┌─ GIVEN RECORDS
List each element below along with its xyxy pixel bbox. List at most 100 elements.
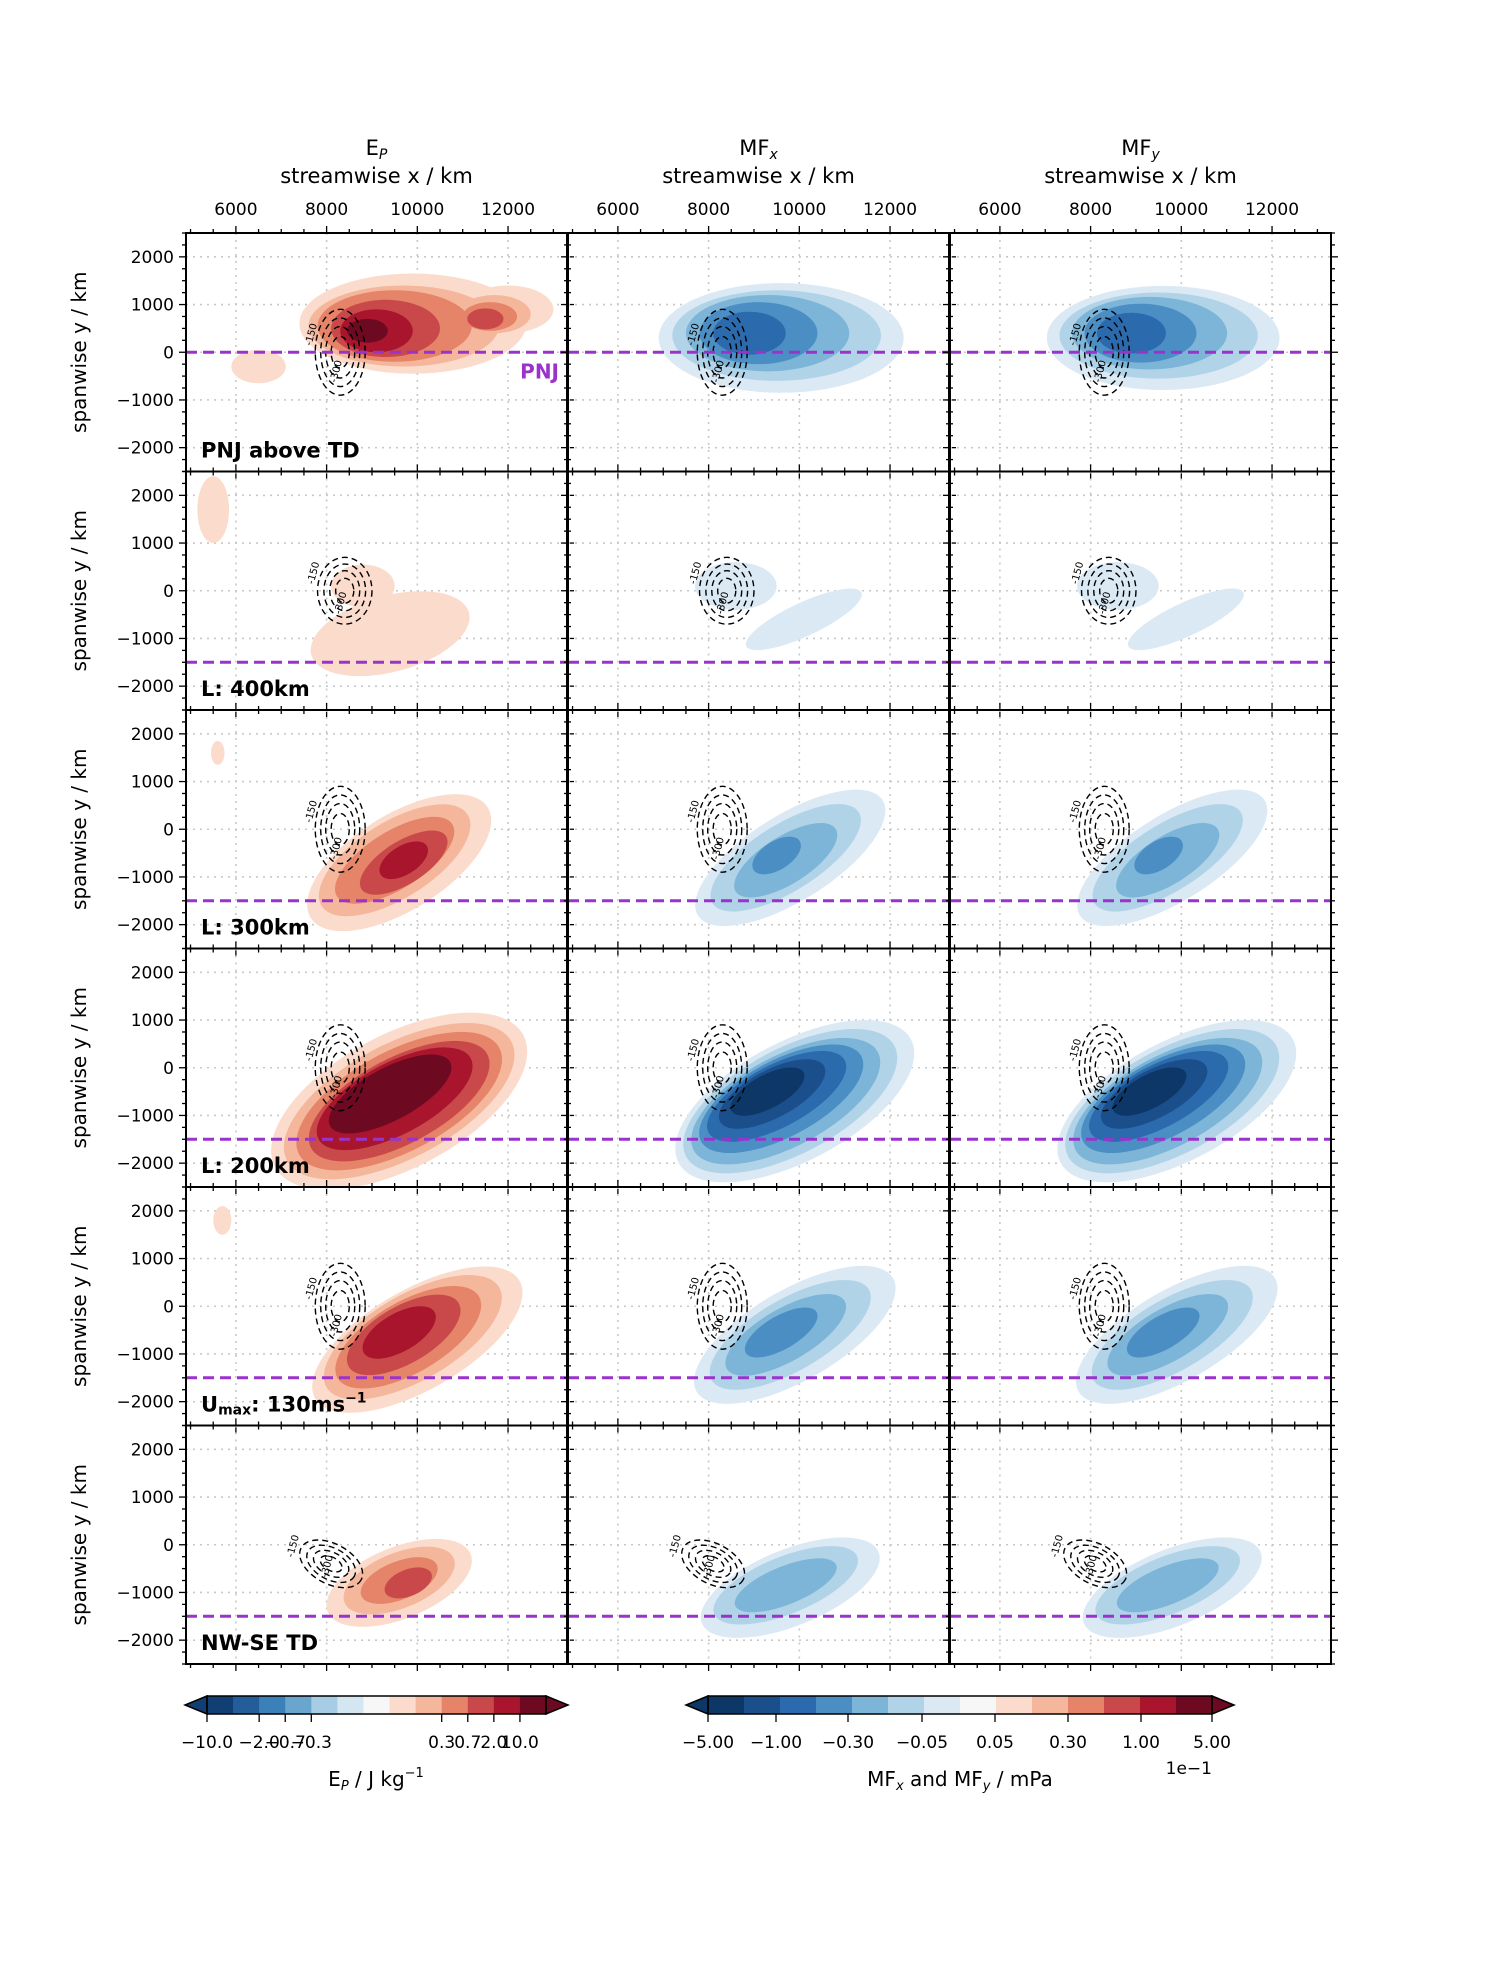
└─
┌─ GIVEN RECORDS
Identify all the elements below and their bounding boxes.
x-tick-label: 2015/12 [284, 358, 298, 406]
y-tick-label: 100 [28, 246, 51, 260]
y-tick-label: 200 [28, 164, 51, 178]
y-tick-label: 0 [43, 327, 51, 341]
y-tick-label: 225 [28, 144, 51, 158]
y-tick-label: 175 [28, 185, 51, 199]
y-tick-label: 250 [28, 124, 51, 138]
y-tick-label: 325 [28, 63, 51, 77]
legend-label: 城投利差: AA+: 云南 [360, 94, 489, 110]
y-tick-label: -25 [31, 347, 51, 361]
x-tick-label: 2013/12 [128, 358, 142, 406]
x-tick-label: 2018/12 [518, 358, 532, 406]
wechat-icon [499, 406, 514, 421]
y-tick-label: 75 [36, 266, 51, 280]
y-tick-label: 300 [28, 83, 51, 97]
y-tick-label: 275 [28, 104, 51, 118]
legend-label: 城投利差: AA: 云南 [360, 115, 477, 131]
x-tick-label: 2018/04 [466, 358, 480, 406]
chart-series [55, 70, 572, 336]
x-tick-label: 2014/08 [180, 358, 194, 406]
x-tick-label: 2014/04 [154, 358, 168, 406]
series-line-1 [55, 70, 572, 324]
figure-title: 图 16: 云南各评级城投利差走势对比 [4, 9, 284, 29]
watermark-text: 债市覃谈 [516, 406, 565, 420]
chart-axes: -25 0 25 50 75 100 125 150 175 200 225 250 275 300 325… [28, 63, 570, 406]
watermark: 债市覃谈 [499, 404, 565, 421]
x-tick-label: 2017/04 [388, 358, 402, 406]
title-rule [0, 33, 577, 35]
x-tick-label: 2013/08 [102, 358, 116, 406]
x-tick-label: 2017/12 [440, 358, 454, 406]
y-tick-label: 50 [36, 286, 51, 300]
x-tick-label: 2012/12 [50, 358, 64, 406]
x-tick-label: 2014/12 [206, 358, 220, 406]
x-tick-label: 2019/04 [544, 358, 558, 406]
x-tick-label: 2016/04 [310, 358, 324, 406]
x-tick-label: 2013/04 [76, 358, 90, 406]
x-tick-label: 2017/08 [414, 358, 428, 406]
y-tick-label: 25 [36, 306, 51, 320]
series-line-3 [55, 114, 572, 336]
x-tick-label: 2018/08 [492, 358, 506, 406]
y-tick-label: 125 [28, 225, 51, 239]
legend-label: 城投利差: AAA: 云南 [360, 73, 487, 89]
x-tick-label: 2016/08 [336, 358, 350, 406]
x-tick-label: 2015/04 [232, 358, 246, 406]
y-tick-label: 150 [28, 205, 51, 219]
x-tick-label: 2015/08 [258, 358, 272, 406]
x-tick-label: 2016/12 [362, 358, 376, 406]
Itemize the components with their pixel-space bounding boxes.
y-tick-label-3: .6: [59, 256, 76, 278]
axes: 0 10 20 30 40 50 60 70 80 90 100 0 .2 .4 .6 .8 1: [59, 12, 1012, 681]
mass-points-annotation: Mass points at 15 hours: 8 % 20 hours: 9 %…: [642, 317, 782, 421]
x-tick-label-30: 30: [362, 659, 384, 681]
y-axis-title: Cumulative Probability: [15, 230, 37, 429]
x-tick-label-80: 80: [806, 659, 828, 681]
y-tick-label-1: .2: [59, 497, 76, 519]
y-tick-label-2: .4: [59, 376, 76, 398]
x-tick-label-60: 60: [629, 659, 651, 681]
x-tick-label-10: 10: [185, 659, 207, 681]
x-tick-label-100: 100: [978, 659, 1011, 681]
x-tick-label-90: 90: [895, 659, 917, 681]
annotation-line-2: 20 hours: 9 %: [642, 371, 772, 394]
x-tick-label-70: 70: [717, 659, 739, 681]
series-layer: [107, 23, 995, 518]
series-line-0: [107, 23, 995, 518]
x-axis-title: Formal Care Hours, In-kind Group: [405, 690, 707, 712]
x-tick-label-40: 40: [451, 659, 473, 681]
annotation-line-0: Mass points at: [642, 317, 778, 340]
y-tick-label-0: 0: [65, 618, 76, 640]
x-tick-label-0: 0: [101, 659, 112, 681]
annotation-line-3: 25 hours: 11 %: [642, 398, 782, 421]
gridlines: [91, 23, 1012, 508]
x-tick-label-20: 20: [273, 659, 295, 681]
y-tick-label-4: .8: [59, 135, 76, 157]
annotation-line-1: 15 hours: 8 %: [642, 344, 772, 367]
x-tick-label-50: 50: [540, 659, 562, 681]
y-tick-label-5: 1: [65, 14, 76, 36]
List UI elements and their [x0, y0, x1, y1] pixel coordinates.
└─
┌─ GIVEN RECORDS
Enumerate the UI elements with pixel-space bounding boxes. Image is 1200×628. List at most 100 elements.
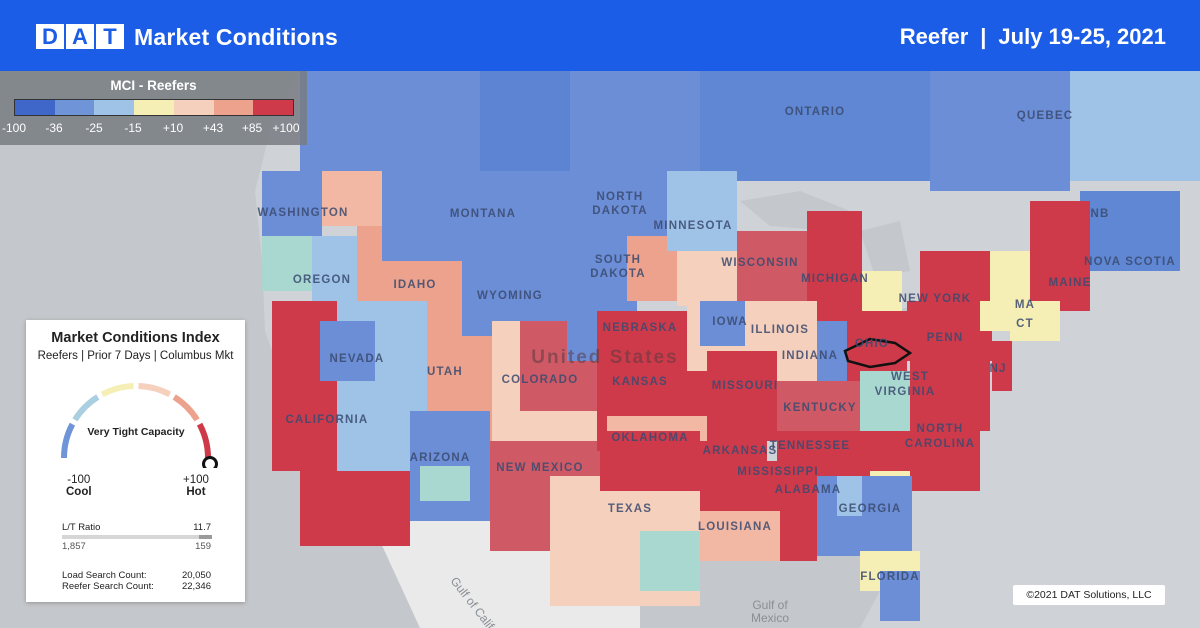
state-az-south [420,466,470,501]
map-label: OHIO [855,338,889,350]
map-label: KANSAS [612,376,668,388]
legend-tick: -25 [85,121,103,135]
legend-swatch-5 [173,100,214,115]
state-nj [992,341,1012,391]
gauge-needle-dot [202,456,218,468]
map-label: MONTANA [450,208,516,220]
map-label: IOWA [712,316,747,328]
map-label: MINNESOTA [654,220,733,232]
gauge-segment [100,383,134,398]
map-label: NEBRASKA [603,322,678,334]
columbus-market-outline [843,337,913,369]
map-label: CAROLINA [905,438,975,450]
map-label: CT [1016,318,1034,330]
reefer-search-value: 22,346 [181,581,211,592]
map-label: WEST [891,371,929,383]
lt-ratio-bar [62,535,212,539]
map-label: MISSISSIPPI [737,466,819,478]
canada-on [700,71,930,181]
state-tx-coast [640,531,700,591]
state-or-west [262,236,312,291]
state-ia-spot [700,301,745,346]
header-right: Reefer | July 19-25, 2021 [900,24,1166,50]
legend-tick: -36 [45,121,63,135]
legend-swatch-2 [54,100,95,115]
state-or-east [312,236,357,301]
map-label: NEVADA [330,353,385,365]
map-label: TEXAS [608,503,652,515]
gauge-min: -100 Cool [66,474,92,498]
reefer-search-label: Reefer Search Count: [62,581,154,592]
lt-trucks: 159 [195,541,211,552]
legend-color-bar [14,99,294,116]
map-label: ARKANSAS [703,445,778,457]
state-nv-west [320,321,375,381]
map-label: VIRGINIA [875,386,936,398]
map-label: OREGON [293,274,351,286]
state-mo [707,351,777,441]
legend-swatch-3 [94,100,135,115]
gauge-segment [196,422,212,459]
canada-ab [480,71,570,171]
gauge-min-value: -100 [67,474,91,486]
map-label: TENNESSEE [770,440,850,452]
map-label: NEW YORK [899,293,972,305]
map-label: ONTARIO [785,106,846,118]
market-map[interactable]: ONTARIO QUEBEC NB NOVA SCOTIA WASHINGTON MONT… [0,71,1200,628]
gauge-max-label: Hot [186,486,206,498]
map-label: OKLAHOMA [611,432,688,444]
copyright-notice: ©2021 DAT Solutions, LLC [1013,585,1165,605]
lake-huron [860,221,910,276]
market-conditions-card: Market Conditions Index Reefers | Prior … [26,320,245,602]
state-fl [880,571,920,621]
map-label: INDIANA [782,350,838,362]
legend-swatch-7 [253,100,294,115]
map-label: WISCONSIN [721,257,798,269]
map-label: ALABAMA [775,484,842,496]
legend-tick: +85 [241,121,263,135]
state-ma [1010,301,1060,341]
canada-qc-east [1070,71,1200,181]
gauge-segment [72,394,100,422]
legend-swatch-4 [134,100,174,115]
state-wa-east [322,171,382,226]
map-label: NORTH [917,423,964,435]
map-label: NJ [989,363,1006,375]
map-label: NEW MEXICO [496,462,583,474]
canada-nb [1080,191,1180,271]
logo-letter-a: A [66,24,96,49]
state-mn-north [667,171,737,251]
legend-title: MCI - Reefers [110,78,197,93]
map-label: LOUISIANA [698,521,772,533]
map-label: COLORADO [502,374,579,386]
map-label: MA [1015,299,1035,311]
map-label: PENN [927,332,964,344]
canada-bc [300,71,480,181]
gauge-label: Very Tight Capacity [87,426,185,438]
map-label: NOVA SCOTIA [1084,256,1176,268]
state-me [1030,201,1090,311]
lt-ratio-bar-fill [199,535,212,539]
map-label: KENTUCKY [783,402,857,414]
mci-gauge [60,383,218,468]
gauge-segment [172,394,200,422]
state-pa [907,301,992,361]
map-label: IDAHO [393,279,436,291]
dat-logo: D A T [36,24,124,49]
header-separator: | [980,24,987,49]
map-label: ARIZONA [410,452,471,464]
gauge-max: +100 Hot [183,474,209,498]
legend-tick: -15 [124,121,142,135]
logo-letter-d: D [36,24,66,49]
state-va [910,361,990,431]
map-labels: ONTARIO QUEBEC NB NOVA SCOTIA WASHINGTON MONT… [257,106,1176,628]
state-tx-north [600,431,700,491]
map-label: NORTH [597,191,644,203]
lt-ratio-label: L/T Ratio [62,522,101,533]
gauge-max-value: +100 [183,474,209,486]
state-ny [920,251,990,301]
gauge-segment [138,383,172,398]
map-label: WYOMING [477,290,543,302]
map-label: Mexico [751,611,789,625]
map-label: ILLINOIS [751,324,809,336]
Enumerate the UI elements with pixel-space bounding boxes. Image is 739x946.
└─
| GIVEN REQUEST |
Count the lines in the data above that contain the string "Mass". Reply with the number only.

| COMPLETED EXERCISE |
2